## Your objective
Wherever "text" appears in a line, copy that line.

## Records supplied
^^^^

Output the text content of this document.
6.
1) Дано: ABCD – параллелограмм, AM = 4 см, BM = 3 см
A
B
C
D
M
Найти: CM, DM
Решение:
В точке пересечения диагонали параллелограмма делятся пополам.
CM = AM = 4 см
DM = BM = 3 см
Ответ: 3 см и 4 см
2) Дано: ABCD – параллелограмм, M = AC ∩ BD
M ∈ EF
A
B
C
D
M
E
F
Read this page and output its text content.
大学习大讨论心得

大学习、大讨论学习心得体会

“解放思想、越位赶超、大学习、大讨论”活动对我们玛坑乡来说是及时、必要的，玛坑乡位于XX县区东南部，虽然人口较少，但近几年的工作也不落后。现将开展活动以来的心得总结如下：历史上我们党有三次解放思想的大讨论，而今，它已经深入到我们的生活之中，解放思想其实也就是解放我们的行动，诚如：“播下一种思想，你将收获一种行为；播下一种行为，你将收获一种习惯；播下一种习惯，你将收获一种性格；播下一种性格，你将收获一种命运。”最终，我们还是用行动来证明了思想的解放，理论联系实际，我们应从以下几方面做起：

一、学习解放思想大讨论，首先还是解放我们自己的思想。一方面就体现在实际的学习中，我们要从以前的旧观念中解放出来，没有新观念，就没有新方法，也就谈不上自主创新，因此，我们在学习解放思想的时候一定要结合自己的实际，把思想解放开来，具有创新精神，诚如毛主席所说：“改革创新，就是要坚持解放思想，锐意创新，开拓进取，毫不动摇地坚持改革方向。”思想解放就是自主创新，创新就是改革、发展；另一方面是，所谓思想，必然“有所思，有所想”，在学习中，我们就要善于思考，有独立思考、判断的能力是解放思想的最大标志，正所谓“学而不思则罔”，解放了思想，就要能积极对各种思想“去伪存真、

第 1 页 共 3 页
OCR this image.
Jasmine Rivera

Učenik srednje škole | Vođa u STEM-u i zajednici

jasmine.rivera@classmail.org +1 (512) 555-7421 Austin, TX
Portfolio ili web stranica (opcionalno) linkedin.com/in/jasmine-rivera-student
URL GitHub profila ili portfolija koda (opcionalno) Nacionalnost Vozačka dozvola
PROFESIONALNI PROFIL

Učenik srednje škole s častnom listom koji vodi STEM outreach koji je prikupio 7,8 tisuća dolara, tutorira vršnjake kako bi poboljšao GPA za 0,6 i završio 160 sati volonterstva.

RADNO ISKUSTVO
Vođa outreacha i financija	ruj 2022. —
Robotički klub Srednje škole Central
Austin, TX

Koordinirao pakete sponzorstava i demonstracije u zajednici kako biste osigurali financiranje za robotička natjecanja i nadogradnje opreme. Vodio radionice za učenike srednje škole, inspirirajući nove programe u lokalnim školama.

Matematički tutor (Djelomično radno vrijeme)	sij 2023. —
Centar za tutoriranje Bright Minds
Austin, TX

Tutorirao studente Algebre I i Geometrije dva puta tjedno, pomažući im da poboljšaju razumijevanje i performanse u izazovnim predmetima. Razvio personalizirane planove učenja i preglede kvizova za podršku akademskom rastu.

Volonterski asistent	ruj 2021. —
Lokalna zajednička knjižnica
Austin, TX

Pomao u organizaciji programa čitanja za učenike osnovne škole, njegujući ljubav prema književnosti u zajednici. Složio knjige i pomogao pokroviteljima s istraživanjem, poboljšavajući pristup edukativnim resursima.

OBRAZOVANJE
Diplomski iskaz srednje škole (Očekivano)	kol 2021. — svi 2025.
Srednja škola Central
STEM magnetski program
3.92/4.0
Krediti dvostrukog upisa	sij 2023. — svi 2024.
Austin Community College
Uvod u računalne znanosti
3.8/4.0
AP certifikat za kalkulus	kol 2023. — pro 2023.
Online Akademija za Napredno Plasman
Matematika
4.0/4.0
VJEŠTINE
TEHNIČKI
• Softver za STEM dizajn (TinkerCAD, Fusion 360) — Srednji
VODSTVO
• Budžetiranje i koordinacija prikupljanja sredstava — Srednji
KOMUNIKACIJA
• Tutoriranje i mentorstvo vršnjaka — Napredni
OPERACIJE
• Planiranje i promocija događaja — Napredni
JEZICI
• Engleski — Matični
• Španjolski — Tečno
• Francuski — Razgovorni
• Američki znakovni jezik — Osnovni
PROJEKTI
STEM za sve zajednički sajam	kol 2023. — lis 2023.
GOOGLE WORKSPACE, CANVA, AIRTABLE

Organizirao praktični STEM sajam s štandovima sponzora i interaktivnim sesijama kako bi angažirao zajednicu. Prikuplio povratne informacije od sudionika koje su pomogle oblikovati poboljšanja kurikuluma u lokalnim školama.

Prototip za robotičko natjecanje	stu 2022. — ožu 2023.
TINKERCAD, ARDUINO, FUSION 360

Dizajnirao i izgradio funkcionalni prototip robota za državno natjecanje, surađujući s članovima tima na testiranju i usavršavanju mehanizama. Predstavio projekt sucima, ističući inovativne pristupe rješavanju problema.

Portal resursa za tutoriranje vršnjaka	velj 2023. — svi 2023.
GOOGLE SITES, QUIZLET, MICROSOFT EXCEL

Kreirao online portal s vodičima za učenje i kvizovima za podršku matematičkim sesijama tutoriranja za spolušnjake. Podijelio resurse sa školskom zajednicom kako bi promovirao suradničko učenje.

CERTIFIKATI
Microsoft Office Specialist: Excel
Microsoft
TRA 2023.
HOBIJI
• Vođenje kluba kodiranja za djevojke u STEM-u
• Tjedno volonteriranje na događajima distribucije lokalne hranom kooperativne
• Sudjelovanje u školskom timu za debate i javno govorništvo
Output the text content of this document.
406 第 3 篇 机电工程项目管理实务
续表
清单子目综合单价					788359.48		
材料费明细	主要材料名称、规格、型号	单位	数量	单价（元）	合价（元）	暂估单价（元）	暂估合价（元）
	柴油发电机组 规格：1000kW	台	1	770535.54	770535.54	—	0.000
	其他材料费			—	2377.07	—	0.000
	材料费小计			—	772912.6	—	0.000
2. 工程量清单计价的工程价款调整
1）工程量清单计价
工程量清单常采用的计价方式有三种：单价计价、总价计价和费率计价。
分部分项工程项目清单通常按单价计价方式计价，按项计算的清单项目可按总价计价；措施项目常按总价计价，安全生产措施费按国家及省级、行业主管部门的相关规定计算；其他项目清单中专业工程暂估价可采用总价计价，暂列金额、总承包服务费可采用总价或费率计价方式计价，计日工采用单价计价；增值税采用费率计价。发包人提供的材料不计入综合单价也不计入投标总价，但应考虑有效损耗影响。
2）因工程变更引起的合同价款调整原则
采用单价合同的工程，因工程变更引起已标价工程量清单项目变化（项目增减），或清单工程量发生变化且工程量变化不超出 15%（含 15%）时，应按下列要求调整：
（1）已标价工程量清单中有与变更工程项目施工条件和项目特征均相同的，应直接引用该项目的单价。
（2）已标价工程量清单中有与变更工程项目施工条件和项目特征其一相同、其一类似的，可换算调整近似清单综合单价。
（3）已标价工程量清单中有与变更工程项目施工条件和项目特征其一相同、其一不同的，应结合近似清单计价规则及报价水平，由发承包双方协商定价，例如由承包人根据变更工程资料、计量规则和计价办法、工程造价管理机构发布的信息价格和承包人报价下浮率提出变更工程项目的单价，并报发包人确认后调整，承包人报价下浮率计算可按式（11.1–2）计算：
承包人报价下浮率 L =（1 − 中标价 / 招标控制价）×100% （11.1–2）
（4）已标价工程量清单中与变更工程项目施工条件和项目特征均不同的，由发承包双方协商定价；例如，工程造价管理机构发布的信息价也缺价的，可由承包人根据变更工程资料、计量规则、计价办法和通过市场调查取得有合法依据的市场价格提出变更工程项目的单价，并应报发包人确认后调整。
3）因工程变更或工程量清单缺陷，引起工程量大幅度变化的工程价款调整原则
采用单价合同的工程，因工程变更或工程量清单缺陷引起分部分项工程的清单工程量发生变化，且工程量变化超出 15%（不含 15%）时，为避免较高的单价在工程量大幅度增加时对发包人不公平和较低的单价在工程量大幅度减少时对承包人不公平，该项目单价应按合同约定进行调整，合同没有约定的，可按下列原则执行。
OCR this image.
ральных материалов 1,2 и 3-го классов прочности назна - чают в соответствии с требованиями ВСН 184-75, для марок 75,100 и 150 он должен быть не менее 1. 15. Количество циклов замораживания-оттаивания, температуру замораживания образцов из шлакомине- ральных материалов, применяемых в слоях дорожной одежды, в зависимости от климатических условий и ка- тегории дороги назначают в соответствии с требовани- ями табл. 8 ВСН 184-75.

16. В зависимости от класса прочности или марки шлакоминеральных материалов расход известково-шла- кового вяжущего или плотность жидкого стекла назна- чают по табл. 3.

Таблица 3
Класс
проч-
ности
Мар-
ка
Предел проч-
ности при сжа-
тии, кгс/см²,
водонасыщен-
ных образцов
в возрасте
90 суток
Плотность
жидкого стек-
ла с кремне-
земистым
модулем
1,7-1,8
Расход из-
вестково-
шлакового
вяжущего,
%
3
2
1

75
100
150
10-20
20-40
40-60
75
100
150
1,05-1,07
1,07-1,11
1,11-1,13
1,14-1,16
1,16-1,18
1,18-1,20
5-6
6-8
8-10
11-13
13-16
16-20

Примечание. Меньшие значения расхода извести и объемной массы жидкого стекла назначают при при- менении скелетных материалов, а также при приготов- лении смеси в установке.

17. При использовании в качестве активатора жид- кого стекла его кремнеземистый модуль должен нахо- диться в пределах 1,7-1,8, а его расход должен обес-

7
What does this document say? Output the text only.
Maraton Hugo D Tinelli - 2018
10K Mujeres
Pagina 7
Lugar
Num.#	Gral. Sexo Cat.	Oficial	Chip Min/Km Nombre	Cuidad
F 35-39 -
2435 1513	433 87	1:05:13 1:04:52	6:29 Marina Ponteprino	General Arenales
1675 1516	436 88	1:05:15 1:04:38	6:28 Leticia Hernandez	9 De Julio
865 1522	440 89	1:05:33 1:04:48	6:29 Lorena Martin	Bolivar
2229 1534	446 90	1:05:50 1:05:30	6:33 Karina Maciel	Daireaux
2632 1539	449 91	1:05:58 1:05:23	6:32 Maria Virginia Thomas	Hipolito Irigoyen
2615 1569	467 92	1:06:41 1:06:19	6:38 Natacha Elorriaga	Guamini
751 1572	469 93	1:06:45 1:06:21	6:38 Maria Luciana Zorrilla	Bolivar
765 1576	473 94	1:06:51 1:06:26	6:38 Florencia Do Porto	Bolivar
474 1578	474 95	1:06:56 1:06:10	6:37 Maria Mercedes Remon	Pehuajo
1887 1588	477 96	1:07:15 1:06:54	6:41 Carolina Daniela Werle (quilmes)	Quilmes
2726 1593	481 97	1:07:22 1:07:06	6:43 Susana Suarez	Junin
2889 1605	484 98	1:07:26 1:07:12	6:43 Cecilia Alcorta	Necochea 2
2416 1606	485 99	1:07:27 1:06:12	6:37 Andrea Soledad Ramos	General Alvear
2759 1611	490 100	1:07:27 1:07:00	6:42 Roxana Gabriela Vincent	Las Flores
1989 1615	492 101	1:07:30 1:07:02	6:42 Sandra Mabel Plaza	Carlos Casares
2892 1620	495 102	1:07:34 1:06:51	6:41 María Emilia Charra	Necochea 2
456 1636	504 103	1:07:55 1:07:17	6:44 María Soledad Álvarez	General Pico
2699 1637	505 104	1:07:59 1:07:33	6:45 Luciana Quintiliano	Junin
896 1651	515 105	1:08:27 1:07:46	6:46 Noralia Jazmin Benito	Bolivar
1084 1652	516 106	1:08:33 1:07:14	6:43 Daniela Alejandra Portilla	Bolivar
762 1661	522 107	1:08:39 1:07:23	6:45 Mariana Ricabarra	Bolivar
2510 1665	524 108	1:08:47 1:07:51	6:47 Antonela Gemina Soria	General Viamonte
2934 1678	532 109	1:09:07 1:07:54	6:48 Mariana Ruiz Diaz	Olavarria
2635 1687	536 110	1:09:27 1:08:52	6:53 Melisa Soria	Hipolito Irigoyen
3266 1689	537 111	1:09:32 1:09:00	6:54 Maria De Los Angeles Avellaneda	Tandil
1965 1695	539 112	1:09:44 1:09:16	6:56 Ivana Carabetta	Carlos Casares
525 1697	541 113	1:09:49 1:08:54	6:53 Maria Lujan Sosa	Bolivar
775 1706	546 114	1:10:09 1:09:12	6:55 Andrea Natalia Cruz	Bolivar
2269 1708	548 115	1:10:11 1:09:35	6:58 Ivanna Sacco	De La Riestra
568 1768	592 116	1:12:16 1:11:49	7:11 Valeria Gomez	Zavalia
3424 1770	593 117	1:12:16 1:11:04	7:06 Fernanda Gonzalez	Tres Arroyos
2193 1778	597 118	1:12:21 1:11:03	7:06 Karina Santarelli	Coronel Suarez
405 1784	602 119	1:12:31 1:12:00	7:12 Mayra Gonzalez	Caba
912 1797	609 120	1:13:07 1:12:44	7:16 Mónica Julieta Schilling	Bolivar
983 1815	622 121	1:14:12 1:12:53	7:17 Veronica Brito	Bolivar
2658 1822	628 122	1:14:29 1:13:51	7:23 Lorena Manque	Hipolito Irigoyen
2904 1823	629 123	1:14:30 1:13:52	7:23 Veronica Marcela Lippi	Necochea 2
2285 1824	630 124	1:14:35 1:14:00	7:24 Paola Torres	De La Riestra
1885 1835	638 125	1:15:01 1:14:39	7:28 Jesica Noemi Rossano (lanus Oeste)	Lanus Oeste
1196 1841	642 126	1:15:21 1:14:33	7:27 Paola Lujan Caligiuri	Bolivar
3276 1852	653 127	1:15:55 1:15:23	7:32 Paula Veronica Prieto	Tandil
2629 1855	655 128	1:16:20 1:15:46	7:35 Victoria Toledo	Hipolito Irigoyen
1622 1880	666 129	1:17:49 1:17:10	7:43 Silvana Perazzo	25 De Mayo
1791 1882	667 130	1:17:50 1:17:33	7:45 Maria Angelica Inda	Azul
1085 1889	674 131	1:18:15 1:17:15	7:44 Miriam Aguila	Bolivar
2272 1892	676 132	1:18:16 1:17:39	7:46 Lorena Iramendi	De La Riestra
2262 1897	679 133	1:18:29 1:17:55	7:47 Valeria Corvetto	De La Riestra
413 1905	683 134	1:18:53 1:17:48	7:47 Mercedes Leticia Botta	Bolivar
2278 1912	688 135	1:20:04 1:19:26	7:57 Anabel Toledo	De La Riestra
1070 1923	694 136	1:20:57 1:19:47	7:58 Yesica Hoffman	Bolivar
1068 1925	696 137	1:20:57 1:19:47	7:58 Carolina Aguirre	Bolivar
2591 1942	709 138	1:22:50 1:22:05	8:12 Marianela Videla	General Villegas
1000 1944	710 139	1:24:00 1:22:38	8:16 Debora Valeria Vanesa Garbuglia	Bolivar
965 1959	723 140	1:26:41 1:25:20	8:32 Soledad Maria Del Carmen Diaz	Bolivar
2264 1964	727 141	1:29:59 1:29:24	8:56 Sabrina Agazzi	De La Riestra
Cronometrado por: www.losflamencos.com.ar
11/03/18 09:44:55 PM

^^^^

## Task output
Output the text content of this document.
Read this page and output its text content.
Output the text content of this document.
What does this document say? Output the text only.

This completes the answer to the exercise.